## start EXTRACTED INFORMATION

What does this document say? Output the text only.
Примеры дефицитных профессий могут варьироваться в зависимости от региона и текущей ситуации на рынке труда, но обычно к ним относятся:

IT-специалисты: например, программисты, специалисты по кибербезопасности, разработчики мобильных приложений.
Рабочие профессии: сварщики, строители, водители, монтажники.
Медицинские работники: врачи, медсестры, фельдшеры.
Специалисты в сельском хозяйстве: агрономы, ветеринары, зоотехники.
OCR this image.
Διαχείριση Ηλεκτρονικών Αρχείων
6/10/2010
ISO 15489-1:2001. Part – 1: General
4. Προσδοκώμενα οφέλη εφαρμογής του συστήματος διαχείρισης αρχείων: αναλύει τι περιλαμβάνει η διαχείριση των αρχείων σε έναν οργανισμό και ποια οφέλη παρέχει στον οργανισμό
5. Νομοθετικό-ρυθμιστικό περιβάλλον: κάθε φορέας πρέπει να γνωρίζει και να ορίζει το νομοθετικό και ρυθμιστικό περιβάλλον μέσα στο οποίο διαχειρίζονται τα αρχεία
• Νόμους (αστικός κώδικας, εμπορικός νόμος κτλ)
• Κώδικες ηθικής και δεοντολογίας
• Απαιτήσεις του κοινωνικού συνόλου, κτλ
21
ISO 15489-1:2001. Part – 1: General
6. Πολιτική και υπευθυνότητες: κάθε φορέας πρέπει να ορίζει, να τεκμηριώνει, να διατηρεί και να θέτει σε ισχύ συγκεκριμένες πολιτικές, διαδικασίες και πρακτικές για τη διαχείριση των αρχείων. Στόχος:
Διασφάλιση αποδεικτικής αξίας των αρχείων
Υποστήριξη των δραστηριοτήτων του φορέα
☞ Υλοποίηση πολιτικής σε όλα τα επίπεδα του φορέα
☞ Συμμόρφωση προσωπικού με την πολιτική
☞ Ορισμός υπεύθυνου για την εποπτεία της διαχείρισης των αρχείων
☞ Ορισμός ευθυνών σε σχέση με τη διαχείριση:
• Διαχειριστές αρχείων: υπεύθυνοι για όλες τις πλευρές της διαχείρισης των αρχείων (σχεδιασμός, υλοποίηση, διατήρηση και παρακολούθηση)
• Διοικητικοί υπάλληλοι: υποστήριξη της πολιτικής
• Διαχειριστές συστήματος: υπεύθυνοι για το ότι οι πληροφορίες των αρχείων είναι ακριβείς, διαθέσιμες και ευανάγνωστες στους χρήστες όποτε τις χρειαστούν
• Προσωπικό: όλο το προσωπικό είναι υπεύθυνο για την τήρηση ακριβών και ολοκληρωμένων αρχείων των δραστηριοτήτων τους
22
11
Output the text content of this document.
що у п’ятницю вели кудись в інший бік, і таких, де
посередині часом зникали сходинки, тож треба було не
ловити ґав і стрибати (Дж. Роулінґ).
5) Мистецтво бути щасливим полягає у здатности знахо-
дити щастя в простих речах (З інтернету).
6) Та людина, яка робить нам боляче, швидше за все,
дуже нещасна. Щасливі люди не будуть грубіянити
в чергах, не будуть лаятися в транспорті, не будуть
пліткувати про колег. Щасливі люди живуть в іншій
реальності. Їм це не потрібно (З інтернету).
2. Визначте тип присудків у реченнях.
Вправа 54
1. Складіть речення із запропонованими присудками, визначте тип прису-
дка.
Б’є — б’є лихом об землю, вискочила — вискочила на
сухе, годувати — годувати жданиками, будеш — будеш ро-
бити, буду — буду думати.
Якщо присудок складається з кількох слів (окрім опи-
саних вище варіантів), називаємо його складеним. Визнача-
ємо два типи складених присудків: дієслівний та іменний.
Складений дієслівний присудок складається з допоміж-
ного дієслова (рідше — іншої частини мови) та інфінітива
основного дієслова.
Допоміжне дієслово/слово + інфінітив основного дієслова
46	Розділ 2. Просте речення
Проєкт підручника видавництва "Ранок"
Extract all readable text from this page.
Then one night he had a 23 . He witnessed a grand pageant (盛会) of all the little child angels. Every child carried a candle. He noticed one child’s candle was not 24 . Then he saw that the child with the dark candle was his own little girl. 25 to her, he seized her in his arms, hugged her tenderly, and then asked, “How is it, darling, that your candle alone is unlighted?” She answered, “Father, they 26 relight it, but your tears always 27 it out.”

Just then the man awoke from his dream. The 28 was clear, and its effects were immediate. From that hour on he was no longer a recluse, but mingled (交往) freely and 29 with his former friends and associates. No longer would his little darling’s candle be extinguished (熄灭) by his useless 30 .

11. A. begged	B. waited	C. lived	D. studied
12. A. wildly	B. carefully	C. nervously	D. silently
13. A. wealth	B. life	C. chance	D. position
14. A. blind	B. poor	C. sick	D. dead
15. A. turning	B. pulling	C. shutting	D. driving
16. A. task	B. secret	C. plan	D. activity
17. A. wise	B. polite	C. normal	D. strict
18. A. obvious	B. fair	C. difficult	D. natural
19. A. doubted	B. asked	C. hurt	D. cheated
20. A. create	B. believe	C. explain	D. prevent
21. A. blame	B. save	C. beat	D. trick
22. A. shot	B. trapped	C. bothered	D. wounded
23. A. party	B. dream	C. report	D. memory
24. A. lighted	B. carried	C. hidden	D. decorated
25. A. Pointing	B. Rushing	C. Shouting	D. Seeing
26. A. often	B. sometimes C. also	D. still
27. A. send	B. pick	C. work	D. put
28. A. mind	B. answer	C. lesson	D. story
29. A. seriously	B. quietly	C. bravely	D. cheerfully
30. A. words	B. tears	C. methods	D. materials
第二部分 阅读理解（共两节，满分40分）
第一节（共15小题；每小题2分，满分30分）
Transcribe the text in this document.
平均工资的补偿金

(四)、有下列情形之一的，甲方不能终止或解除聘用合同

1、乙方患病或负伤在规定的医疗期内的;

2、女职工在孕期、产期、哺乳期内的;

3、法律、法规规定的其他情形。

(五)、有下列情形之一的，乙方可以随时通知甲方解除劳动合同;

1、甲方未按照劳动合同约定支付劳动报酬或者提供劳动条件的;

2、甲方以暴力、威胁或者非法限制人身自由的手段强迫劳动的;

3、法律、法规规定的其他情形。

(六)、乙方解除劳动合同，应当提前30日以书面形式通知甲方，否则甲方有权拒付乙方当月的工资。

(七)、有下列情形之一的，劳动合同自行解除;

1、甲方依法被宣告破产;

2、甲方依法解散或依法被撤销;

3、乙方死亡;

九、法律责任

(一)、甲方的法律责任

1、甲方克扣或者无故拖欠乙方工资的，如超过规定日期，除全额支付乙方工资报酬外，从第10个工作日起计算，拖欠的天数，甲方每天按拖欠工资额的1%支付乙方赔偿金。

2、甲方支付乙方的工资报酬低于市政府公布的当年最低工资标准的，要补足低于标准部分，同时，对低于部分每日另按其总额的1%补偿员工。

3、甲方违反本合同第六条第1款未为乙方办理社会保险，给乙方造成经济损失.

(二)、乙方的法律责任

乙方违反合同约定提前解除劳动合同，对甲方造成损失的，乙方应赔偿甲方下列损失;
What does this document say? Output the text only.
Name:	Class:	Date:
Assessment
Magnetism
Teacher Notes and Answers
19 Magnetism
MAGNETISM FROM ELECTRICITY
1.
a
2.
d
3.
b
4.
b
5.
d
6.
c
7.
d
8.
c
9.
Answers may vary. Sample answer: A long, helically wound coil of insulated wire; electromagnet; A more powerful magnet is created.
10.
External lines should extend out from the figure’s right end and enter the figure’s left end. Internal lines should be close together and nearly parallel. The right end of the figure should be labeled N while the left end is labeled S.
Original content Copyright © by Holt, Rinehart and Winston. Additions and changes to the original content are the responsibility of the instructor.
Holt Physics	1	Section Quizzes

## end EXTRACTED INFORMATION

STATED GOAL: Output the listing above exactly as it appears.

EXPECTED ANSWER:
What does this document say? Output the text only.
Примеры дефицитных профессий могут варьироваться в зависимости от региона и текущей ситуации на рынке труда, но обычно к ним относятся:

IT-специалисты: например, программисты, специалисты по кибербезопасности, разработчики мобильных приложений.
Рабочие профессии: сварщики, строители, водители, монтажники.
Медицинские работники: врачи, медсестры, фельдшеры.
Специалисты в сельском хозяйстве: агрономы, ветеринары, зоотехники.
OCR this image.
Διαχείριση Ηλεκτρονικών Αρχείων
6/10/2010
ISO 15489-1:2001. Part – 1: General
4. Προσδοκώμενα οφέλη εφαρμογής του συστήματος διαχείρισης αρχείων: αναλύει τι περιλαμβάνει η διαχείριση των αρχείων σε έναν οργανισμό και ποια οφέλη παρέχει στον οργανισμό
5. Νομοθετικό-ρυθμιστικό περιβάλλον: κάθε φορέας πρέπει να γνωρίζει και να ορίζει το νομοθετικό και ρυθμιστικό περιβάλλον μέσα στο οποίο διαχειρίζονται τα αρχεία
• Νόμους (αστικός κώδικας, εμπορικός νόμος κτλ)
• Κώδικες ηθικής και δεοντολογίας
• Απαιτήσεις του κοινωνικού συνόλου, κτλ
21
ISO 15489-1:2001. Part – 1: General
6. Πολιτική και υπευθυνότητες: κάθε φορέας πρέπει να ορίζει, να τεκμηριώνει, να διατηρεί και να θέτει σε ισχύ συγκεκριμένες πολιτικές, διαδικασίες και πρακτικές για τη διαχείριση των αρχείων. Στόχος:
Διασφάλιση αποδεικτικής αξίας των αρχείων
Υποστήριξη των δραστηριοτήτων του φορέα
☞ Υλοποίηση πολιτικής σε όλα τα επίπεδα του φορέα
☞ Συμμόρφωση προσωπικού με την πολιτική
☞ Ορισμός υπεύθυνου για την εποπτεία της διαχείρισης των αρχείων
☞ Ορισμός ευθυνών σε σχέση με τη διαχείριση:
• Διαχειριστές αρχείων: υπεύθυνοι για όλες τις πλευρές της διαχείρισης των αρχείων (σχεδιασμός, υλοποίηση, διατήρηση και παρακολούθηση)
• Διοικητικοί υπάλληλοι: υποστήριξη της πολιτικής
• Διαχειριστές συστήματος: υπεύθυνοι για το ότι οι πληροφορίες των αρχείων είναι ακριβείς, διαθέσιμες και ευανάγνωστες στους χρήστες όποτε τις χρειαστούν
• Προσωπικό: όλο το προσωπικό είναι υπεύθυνο για την τήρηση ακριβών και ολοκληρωμένων αρχείων των δραστηριοτήτων τους
22
11
Output the text content of this document.
що у п’ятницю вели кудись в інший бік, і таких, де
посередині часом зникали сходинки, тож треба було не
ловити ґав і стрибати (Дж. Роулінґ).
5) Мистецтво бути щасливим полягає у здатности знахо-
дити щастя в простих речах (З інтернету).
6) Та людина, яка робить нам боляче, швидше за все,
дуже нещасна. Щасливі люди не будуть грубіянити
в чергах, не будуть лаятися в транспорті, не будуть
пліткувати про колег. Щасливі люди живуть в іншій
реальності. Їм це не потрібно (З інтернету).
2. Визначте тип присудків у реченнях.
Вправа 54
1. Складіть речення із запропонованими присудками, визначте тип прису-
дка.
Б’є — б’є лихом об землю, вискочила — вискочила на
сухе, годувати — годувати жданиками, будеш — будеш ро-
бити, буду — буду думати.
Якщо присудок складається з кількох слів (окрім опи-
саних вище варіантів), називаємо його складеним. Визнача-
ємо два типи складених присудків: дієслівний та іменний.
Складений дієслівний присудок складається з допоміж-
ного дієслова (рідше — іншої частини мови) та інфінітива
основного дієслова.
Допоміжне дієслово/слово + інфінітив основного дієслова
46	Розділ 2. Просте речення
Проєкт підручника видавництва "Ранок"
Extract all readable text from this page.
Then one night he had a 23 . He witnessed a grand pageant (盛会) of all the little child angels. Every child carried a candle. He noticed one child’s candle was not 24 . Then he saw that the child with the dark candle was his own little girl. 25 to her, he seized her in his arms, hugged her tenderly, and then asked, “How is it, darling, that your candle alone is unlighted?” She answered, “Father, they 26 relight it, but your tears always 27 it out.”

Just then the man awoke from his dream. The 28 was clear, and its effects were immediate. From that hour on he was no longer a recluse, but mingled (交往) freely and 29 with his former friends and associates. No longer would his little darling’s candle be extinguished (熄灭) by his useless 30 .

11. A. begged	B. waited	C. lived	D. studied
12. A. wildly	B. carefully	C. nervously	D. silently
13. A. wealth	B. life	C. chance	D. position
14. A. blind	B. poor	C. sick	D. dead
15. A. turning	B. pulling	C. shutting	D. driving
16. A. task	B. secret	C. plan	D. activity
17. A. wise	B. polite	C. normal	D. strict
18. A. obvious	B. fair	C. difficult	D. natural
19. A. doubted	B. asked	C. hurt	D. cheated
20. A. create	B. believe	C. explain	D. prevent
21. A. blame	B. save	C. beat	D. trick
22. A. shot	B. trapped	C. bothered	D. wounded
23. A. party	B. dream	C. report	D. memory
24. A. lighted	B. carried	C. hidden	D. decorated
25. A. Pointing	B. Rushing	C. Shouting	D. Seeing
26. A. often	B. sometimes C. also	D. still
27. A. send	B. pick	C. work	D. put
28. A. mind	B. answer	C. lesson	D. story
29. A. seriously	B. quietly	C. bravely	D. cheerfully
30. A. words	B. tears	C. methods	D. materials
第二部分 阅读理解（共两节，满分40分）
第一节（共15小题；每小题2分，满分30分）
Transcribe the text in this document.
平均工资的补偿金

(四)、有下列情形之一的，甲方不能终止或解除聘用合同

1、乙方患病或负伤在规定的医疗期内的;

2、女职工在孕期、产期、哺乳期内的;

3、法律、法规规定的其他情形。

(五)、有下列情形之一的，乙方可以随时通知甲方解除劳动合同;

1、甲方未按照劳动合同约定支付劳动报酬或者提供劳动条件的;

2、甲方以暴力、威胁或者非法限制人身自由的手段强迫劳动的;

3、法律、法规规定的其他情形。

(六)、乙方解除劳动合同，应当提前30日以书面形式通知甲方，否则甲方有权拒付乙方当月的工资。

(七)、有下列情形之一的，劳动合同自行解除;

1、甲方依法被宣告破产;

2、甲方依法解散或依法被撤销;

3、乙方死亡;

九、法律责任

(一)、甲方的法律责任

1、甲方克扣或者无故拖欠乙方工资的，如超过规定日期，除全额支付乙方工资报酬外，从第10个工作日起计算，拖欠的天数，甲方每天按拖欠工资额的1%支付乙方赔偿金。

2、甲方支付乙方的工资报酬低于市政府公布的当年最低工资标准的，要补足低于标准部分，同时，对低于部分每日另按其总额的1%补偿员工。

3、甲方违反本合同第六条第1款未为乙方办理社会保险，给乙方造成经济损失.

(二)、乙方的法律责任

乙方违反合同约定提前解除劳动合同，对甲方造成损失的，乙方应赔偿甲方下列损失;
What does this document say? Output the text only.
Name:	Class:	Date:
Assessment
Magnetism
Teacher Notes and Answers
19 Magnetism
MAGNETISM FROM ELECTRICITY
1.
a
2.
d
3.
b
4.
b
5.
d
6.
c
7.
d
8.
c
9.
Answers may vary. Sample answer: A long, helically wound coil of insulated wire; electromagnet; A more powerful magnet is created.
10.
External lines should extend out from the figure’s right end and enter the figure’s left end. Internal lines should be close together and nearly parallel. The right end of the figure should be labeled N while the left end is labeled S.
Original content Copyright © by Holt, Rinehart and Winston. Additions and changes to the original content are the responsibility of the instructor.
Holt Physics	1	Section Quizzes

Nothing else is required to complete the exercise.